Please list every line of the material below that contains the string "chart".

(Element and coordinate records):
--- Begin ---

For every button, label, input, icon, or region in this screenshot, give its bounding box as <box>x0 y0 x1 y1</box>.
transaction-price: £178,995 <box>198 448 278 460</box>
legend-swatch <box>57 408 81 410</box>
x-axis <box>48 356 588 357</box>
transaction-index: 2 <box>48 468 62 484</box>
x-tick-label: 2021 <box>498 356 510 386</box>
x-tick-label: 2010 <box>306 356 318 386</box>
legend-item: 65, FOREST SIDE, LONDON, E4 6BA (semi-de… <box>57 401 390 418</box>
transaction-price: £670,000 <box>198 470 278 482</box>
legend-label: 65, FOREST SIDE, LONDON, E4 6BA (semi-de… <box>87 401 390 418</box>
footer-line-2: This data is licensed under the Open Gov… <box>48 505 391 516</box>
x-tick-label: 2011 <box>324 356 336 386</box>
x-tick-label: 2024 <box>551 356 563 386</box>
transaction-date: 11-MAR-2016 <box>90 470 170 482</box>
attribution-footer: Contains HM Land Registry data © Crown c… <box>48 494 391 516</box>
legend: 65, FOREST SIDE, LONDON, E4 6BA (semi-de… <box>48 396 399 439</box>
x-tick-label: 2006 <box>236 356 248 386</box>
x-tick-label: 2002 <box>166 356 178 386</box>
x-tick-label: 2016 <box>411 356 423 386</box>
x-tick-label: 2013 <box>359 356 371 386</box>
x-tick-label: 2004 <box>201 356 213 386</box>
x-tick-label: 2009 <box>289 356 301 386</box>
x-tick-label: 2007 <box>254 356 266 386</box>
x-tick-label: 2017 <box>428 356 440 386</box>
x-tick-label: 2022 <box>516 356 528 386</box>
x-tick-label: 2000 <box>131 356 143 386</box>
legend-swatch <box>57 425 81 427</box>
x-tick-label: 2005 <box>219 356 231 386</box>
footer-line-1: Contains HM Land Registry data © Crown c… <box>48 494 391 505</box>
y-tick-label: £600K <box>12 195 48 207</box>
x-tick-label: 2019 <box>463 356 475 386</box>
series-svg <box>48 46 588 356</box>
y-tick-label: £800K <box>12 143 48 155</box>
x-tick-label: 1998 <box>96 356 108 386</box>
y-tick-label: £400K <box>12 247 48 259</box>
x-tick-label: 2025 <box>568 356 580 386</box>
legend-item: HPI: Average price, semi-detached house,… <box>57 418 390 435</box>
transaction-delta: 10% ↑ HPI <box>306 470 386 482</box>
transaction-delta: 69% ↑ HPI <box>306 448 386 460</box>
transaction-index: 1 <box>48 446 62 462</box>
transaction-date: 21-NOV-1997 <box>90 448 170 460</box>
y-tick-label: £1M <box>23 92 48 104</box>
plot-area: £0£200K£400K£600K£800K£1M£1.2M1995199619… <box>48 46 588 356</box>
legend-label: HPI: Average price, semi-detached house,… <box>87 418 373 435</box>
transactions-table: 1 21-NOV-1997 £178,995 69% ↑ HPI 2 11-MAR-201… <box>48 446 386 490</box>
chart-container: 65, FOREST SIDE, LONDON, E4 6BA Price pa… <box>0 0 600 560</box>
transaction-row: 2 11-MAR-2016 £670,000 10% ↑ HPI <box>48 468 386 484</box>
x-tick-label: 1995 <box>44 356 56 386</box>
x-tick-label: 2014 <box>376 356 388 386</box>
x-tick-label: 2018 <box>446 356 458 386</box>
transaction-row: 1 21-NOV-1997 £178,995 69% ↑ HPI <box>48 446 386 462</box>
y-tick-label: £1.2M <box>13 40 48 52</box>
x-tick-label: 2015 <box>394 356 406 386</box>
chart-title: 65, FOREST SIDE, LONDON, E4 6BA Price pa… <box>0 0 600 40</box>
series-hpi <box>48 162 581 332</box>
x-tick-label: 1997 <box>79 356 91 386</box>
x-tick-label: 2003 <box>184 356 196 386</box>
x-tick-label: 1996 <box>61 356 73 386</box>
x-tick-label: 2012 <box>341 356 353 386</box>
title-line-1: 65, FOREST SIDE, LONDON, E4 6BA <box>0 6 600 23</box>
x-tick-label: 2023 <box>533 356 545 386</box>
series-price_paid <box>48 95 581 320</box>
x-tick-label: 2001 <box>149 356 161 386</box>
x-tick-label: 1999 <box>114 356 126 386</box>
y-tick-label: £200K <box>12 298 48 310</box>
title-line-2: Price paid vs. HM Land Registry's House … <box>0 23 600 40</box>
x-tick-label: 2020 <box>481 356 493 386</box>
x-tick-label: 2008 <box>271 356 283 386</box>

--- End ---
--- Begin ---

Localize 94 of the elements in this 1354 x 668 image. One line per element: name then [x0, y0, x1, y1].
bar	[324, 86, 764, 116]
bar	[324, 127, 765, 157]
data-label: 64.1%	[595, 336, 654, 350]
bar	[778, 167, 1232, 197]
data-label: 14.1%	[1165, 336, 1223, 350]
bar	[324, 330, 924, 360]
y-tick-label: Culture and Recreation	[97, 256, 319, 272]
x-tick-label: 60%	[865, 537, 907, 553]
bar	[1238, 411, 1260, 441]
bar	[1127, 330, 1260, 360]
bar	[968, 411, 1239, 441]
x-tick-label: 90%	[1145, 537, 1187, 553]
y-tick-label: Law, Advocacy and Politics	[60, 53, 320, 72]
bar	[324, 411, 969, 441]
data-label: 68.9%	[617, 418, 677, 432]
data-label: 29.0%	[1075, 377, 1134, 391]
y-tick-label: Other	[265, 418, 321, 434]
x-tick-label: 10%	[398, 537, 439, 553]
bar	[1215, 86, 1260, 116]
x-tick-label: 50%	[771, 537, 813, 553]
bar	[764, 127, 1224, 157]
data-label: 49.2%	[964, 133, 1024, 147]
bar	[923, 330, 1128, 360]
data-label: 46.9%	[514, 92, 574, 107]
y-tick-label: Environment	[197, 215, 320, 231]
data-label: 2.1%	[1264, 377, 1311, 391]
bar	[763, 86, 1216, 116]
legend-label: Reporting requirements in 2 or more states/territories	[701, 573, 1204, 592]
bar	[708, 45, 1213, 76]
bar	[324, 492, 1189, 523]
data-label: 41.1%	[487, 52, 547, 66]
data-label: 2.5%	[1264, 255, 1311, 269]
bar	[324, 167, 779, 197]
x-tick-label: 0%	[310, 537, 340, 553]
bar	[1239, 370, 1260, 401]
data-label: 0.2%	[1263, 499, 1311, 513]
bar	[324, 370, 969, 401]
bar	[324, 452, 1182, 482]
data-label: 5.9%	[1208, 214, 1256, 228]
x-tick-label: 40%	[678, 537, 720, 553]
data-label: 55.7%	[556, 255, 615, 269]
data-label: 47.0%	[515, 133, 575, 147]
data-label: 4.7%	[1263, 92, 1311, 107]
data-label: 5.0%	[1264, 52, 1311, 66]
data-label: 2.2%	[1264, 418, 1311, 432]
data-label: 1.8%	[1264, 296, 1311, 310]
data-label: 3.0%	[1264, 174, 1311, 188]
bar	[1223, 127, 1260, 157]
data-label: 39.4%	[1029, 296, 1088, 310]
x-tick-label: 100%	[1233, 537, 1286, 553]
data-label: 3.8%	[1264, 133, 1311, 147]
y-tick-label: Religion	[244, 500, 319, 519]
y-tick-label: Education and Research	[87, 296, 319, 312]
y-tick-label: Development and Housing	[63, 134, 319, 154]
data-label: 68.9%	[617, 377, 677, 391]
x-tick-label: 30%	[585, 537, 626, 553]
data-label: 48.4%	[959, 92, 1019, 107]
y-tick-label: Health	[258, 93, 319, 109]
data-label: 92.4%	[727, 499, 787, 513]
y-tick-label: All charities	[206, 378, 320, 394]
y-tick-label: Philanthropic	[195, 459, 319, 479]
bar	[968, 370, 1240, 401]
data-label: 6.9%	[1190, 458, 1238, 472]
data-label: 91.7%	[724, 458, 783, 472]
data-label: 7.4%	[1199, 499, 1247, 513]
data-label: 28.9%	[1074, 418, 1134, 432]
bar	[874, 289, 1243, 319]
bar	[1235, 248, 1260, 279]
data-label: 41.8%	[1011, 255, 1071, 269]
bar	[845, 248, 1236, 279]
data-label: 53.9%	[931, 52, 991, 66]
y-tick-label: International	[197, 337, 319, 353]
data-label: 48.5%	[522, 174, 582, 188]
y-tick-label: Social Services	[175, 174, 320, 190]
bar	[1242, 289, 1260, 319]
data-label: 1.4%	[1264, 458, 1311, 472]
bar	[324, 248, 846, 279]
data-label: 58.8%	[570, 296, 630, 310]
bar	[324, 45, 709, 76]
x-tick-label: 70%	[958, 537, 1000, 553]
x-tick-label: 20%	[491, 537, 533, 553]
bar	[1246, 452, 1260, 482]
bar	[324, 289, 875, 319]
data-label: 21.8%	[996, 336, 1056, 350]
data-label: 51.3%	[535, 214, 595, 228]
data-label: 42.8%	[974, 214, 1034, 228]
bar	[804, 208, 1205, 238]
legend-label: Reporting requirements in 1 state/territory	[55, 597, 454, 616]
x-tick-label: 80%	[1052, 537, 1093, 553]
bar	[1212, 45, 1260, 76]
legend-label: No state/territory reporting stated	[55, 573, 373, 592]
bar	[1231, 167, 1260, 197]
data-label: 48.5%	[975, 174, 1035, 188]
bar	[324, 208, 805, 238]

--- End ---

(The answer):
chart-container: 65, FOREST SIDE, LONDON, E4 6BA Price pa… <box>0 0 600 560</box>
chart-title: 65, FOREST SIDE, LONDON, E4 6BA Price pa… <box>0 0 600 40</box>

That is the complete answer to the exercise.